### WORK TO BE COMPLETED
Scan the listing below and copy every line holding "AFEEVAS".

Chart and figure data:
★ ★ ★ ★ ★

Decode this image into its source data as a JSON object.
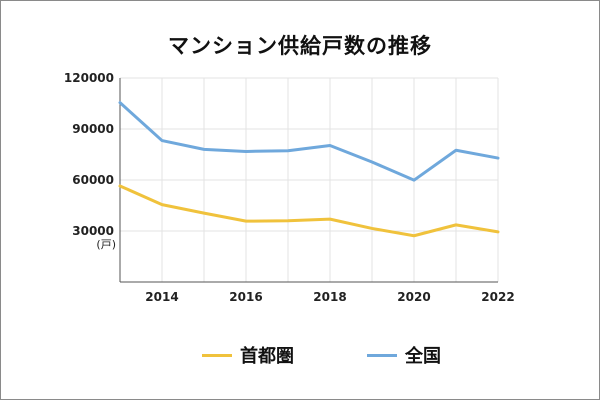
{
  "chart_data": {
    "type": "line",
    "title": "マンション供給戸数の推移",
    "unit_label": "(戸)",
    "x": [
      2013,
      2014,
      2015,
      2016,
      2017,
      2018,
      2019,
      2020,
      2021,
      2022
    ],
    "xticks": [
      "2014",
      "2016",
      "2018",
      "2020",
      "2022"
    ],
    "yticks": [
      "30000",
      "60000",
      "90000",
      "120000"
    ],
    "xlim": [
      2013,
      2022
    ],
    "ylim": [
      0,
      120000
    ],
    "grid": true,
    "legend_position": "bottom",
    "series": [
      {
        "name": "首都圏",
        "color": "#f0c23c",
        "values": [
          56500,
          45500,
          40500,
          35800,
          36000,
          37000,
          31500,
          27200,
          33600,
          29500
        ]
      },
      {
        "name": "全国",
        "color": "#6fa8dc",
        "values": [
          105500,
          83200,
          78000,
          76800,
          77200,
          80300,
          70600,
          59900,
          77500,
          72900
        ]
      }
    ]
  }
}
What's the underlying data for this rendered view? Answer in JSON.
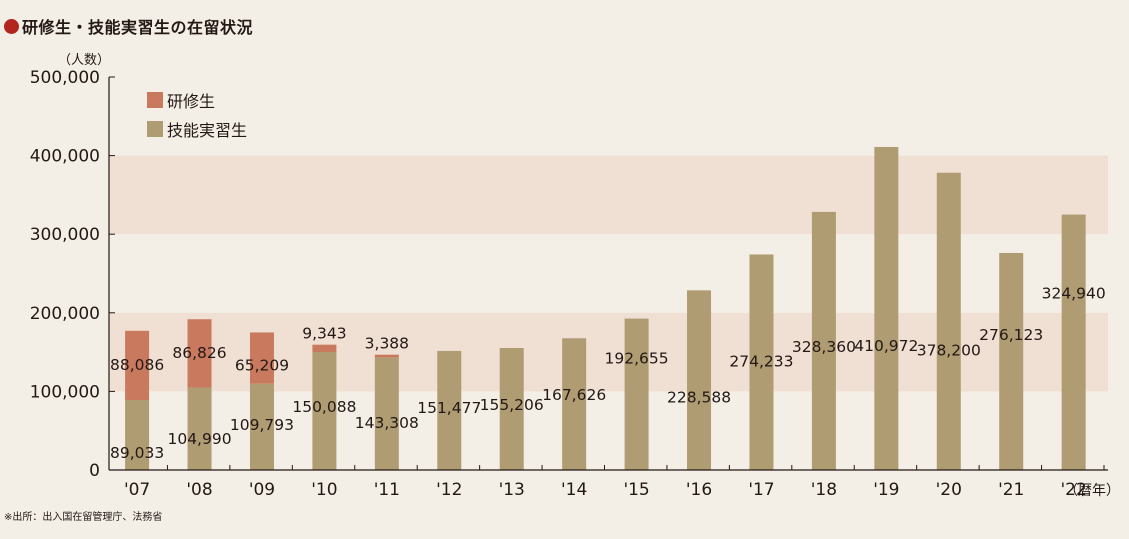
{
  "title": "研修生・技能実習生の在留状況",
  "source_note": "※出所：出入国在留管理庁、法務省",
  "colors": {
    "trainee": "#c97a5e",
    "intern": "#b09c72",
    "band": "#f0dfd3",
    "title_dot": "#b3241f",
    "axis": "#231815"
  },
  "chart_data": {
    "type": "bar",
    "stacked": true,
    "title": "研修生・技能実習生の在留状況",
    "ylabel": "（人数）",
    "xlabel_suffix": "（暦年）",
    "ylim": [
      0,
      500000
    ],
    "yticks": [
      0,
      100000,
      200000,
      300000,
      400000,
      500000
    ],
    "ytick_labels": [
      "0",
      "100,000",
      "200,000",
      "300,000",
      "400,000",
      "500,000"
    ],
    "categories": [
      "'07",
      "'08",
      "'09",
      "'10",
      "'11",
      "'12",
      "'13",
      "'14",
      "'15",
      "'16",
      "'17",
      "'18",
      "'19",
      "'20",
      "'21",
      "'22"
    ],
    "shaded_bands": [
      [
        100000,
        200000
      ],
      [
        300000,
        400000
      ]
    ],
    "legend_position": "top-left",
    "series": [
      {
        "name": "技能実習生",
        "color_key": "intern",
        "values": [
          89033,
          104990,
          109793,
          150088,
          143308,
          151477,
          155206,
          167626,
          192655,
          228588,
          274233,
          328360,
          410972,
          378200,
          276123,
          324940
        ],
        "labels": [
          "89,033",
          "104,990",
          "109,793",
          "150,088",
          "143,308",
          "151,477",
          "155,206",
          "167,626",
          "192,655",
          "228,588",
          "274,233",
          "328,360",
          "410,972",
          "378,200",
          "276,123",
          "324,940"
        ]
      },
      {
        "name": "研修生",
        "color_key": "trainee",
        "values": [
          88086,
          86826,
          65209,
          9343,
          3388,
          0,
          0,
          0,
          0,
          0,
          0,
          0,
          0,
          0,
          0,
          0
        ],
        "labels": [
          "88,086",
          "86,826",
          "65,209",
          "9,343",
          "3,388",
          "",
          "",
          "",
          "",
          "",
          "",
          "",
          "",
          "",
          "",
          ""
        ]
      }
    ]
  }
}
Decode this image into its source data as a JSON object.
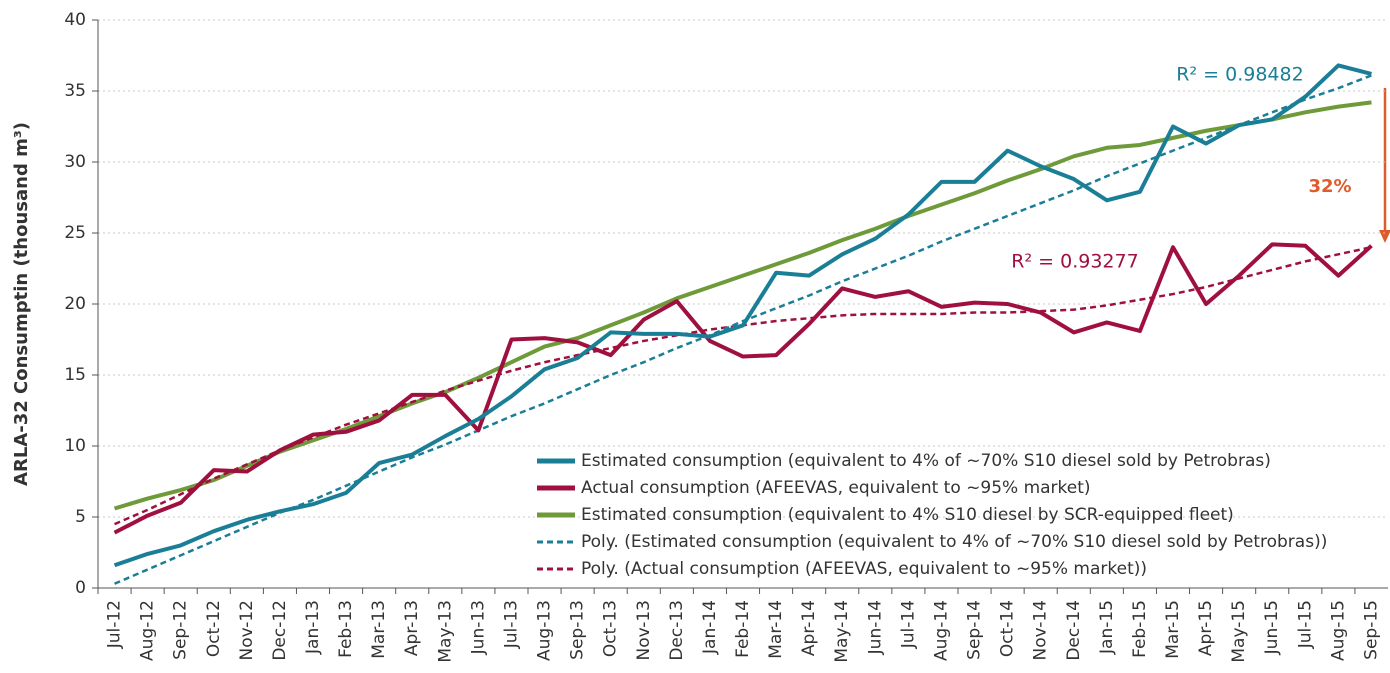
{
  "chart_data": {
    "type": "line",
    "y_axis_label": "ARLA-32 Consumptin (thousand m³)",
    "categories": [
      "Jul-12",
      "Aug-12",
      "Sep-12",
      "Oct-12",
      "Nov-12",
      "Dec-12",
      "Jan-13",
      "Feb-13",
      "Mar-13",
      "Apr-13",
      "May-13",
      "Jun-13",
      "Jul-13",
      "Aug-13",
      "Sep-13",
      "Oct-13",
      "Nov-13",
      "Dec-13",
      "Jan-14",
      "Feb-14",
      "Mar-14",
      "Apr-14",
      "May-14",
      "Jun-14",
      "Jul-14",
      "Aug-14",
      "Sep-14",
      "Oct-14",
      "Nov-14",
      "Dec-14",
      "Jan-15",
      "Feb-15",
      "Mar-15",
      "Apr-15",
      "May-15",
      "Jun-15",
      "Jul-15",
      "Aug-15",
      "Sep-15"
    ],
    "ylim": [
      0,
      40
    ],
    "yticks": [
      0,
      5,
      10,
      15,
      20,
      25,
      30,
      35,
      40
    ],
    "grid": true,
    "series": [
      {
        "name": "Estimated consumption (equivalent to 4% of ~70% S10 diesel sold by Petrobras)",
        "color": "#1a7f96",
        "dashed": false,
        "values": [
          1.6,
          2.4,
          3.0,
          4.0,
          4.8,
          5.4,
          5.9,
          6.7,
          8.8,
          9.4,
          10.7,
          11.9,
          13.5,
          15.4,
          16.2,
          18.0,
          17.9,
          17.9,
          17.7,
          18.5,
          22.2,
          22.0,
          23.5,
          24.6,
          26.3,
          28.6,
          28.6,
          30.8,
          29.7,
          28.8,
          27.3,
          27.9,
          32.5,
          31.3,
          32.6,
          33.0,
          34.6,
          36.8,
          36.2
        ]
      },
      {
        "name": "Actual consumption (AFEEVAS, equivalent to ~95% market)",
        "color": "#a0103f",
        "dashed": false,
        "values": [
          3.9,
          5.1,
          6.0,
          8.3,
          8.2,
          9.7,
          10.8,
          11.0,
          11.8,
          13.6,
          13.6,
          11.1,
          17.5,
          17.6,
          17.3,
          16.4,
          18.9,
          20.2,
          17.4,
          16.3,
          16.4,
          18.6,
          21.1,
          20.5,
          20.9,
          19.8,
          20.1,
          20.0,
          19.4,
          18.0,
          18.7,
          18.1,
          24.0,
          20.0,
          22.0,
          24.2,
          24.1,
          22.0,
          24.1
        ]
      },
      {
        "name": "Estimated consumption (equivalent to 4% S10 diesel by SCR-equipped fleet)",
        "color": "#6f9a3a",
        "dashed": false,
        "values": [
          5.6,
          6.3,
          6.9,
          7.6,
          8.6,
          9.6,
          10.4,
          11.2,
          12.1,
          13.0,
          13.8,
          14.8,
          15.9,
          17.0,
          17.6,
          18.5,
          19.4,
          20.4,
          21.2,
          22.0,
          22.8,
          23.6,
          24.5,
          25.3,
          26.2,
          27.0,
          27.8,
          28.7,
          29.5,
          30.4,
          31.0,
          31.2,
          31.7,
          32.2,
          32.6,
          33.0,
          33.5,
          33.9,
          34.2
        ]
      },
      {
        "name": "Poly. (Estimated consumption (equivalent to 4% of ~70% S10 diesel sold by Petrobras))",
        "color": "#1a7f96",
        "dashed": true,
        "values": [
          0.3,
          1.3,
          2.3,
          3.3,
          4.3,
          5.3,
          6.2,
          7.2,
          8.2,
          9.2,
          10.1,
          11.1,
          12.1,
          13.0,
          14.0,
          15.0,
          15.9,
          16.9,
          17.8,
          18.8,
          19.7,
          20.6,
          21.6,
          22.5,
          23.4,
          24.4,
          25.3,
          26.2,
          27.1,
          28.0,
          29.0,
          29.9,
          30.8,
          31.7,
          32.6,
          33.5,
          34.4,
          35.2,
          36.1
        ]
      },
      {
        "name": "Poly. (Actual consumption (AFEEVAS, equivalent to ~95% market))",
        "color": "#a0103f",
        "dashed": true,
        "values": [
          4.5,
          5.5,
          6.6,
          7.7,
          8.7,
          9.7,
          10.6,
          11.5,
          12.3,
          13.1,
          13.9,
          14.6,
          15.3,
          15.9,
          16.4,
          16.9,
          17.4,
          17.8,
          18.2,
          18.5,
          18.8,
          19.0,
          19.2,
          19.3,
          19.3,
          19.3,
          19.4,
          19.4,
          19.5,
          19.6,
          19.9,
          20.3,
          20.7,
          21.2,
          21.8,
          22.4,
          23.0,
          23.5,
          24.0
        ]
      }
    ],
    "annotations": [
      {
        "text": "R² = 0.98482",
        "color": "#1a7f96"
      },
      {
        "text": "R² = 0.93277",
        "color": "#a0103f"
      },
      {
        "text": "32%",
        "color": "#e05a2b"
      }
    ]
  }
}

★ ★ ★ ★ ★

### THE COMPLETED TASK
        "name": "Actual consumption (AFEEVAS, equivalent to ~95% market)",
        "name": "Poly. (Actual consumption (AFEEVAS, equivalent to ~95% market))",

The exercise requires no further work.